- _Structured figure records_

------------------------------------

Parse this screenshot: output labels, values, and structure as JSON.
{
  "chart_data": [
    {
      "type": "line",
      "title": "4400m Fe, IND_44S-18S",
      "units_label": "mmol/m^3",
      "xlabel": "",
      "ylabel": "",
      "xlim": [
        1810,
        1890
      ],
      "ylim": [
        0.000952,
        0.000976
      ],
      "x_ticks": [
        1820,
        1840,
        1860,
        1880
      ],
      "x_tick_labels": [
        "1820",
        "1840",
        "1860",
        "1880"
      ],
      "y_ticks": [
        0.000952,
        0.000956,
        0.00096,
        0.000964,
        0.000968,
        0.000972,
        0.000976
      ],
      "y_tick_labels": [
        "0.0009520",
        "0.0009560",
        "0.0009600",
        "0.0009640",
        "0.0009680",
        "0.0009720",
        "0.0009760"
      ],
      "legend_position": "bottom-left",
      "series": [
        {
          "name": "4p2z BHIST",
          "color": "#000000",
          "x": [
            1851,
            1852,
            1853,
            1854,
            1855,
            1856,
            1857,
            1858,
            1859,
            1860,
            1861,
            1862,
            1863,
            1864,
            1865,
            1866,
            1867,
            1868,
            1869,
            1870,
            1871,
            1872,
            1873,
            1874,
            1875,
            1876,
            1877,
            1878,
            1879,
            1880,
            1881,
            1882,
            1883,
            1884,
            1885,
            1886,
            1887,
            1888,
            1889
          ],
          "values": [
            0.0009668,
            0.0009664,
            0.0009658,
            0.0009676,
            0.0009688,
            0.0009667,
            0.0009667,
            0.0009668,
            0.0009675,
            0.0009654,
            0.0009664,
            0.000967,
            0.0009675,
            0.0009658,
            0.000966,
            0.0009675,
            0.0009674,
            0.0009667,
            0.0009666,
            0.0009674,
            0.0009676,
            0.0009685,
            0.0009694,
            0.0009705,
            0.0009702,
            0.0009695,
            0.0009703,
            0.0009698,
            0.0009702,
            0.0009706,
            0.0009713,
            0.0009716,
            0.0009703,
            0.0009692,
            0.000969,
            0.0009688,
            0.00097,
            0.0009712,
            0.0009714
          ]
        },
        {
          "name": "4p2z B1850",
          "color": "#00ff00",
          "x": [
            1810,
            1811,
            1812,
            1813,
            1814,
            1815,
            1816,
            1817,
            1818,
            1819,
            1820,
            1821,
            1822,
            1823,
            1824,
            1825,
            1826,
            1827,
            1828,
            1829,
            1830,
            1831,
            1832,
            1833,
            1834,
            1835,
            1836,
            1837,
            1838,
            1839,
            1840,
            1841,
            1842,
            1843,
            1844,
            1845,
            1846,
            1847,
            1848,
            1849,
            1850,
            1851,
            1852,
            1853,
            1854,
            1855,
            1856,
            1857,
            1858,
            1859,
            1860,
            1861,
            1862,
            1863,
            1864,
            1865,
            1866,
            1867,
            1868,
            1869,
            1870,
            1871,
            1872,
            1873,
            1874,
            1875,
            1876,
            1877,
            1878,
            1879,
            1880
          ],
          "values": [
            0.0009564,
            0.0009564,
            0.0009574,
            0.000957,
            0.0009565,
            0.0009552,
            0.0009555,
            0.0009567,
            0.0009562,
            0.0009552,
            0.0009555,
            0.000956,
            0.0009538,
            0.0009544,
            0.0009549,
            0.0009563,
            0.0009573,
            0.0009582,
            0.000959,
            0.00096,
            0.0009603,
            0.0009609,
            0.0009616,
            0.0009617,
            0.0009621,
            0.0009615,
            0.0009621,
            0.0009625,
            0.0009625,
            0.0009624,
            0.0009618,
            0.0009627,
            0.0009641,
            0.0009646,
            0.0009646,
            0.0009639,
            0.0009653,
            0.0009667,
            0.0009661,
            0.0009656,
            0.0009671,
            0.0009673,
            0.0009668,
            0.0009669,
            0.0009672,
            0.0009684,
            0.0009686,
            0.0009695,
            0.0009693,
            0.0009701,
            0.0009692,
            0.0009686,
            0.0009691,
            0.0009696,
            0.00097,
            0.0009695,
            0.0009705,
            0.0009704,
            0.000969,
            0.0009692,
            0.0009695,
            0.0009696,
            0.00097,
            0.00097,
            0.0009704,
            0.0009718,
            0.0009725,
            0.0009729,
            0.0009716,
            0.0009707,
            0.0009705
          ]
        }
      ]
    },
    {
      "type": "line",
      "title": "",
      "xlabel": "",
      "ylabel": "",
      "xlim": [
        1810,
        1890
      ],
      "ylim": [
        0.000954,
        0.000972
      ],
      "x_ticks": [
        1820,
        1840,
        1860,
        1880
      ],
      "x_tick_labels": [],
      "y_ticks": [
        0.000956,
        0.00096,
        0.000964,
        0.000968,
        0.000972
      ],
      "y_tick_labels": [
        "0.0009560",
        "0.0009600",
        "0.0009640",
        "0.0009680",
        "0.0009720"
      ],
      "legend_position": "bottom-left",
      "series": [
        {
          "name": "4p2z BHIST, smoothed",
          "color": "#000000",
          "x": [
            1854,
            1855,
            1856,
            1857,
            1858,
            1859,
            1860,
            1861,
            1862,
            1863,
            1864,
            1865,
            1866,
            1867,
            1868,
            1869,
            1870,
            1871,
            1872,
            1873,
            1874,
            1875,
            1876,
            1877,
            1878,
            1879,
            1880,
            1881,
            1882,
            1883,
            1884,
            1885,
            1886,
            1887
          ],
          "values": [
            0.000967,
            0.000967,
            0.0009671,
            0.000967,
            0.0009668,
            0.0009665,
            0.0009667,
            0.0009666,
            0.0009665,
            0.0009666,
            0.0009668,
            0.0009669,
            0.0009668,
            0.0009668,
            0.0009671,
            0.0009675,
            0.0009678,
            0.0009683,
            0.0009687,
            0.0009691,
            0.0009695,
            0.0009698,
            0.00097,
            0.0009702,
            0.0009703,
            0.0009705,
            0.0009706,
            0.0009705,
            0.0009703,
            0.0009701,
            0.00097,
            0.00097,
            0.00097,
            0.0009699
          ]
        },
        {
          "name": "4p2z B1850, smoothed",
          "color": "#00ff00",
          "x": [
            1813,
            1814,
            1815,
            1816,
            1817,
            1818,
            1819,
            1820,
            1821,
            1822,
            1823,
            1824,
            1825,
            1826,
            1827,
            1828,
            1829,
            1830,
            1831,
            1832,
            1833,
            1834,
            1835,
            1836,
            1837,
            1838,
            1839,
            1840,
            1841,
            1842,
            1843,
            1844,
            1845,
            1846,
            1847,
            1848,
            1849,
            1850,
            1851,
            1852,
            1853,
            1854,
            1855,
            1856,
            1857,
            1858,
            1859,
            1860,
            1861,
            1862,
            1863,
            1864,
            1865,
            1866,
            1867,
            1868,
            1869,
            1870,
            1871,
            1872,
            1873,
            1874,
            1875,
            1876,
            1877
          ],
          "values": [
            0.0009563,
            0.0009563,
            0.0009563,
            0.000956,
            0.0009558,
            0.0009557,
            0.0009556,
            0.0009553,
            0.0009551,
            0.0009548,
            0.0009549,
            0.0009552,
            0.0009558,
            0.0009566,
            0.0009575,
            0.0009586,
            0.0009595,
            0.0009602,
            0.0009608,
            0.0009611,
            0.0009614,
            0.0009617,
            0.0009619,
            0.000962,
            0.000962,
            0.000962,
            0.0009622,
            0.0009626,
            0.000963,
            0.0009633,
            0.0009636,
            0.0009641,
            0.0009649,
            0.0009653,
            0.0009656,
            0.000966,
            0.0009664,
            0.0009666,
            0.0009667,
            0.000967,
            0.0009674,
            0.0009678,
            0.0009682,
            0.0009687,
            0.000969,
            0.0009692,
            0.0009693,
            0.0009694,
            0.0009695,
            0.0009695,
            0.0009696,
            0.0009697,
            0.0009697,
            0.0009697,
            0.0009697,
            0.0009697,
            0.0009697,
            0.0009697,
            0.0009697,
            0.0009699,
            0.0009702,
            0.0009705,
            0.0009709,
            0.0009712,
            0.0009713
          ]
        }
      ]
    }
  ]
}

------------------------------------

- _The exercise_
Show every line of the records above that contains the word "smoothed".

- _Complete response_
          "name": "4p2z BHIST, smoothed",
          "name": "4p2z B1850, smoothed",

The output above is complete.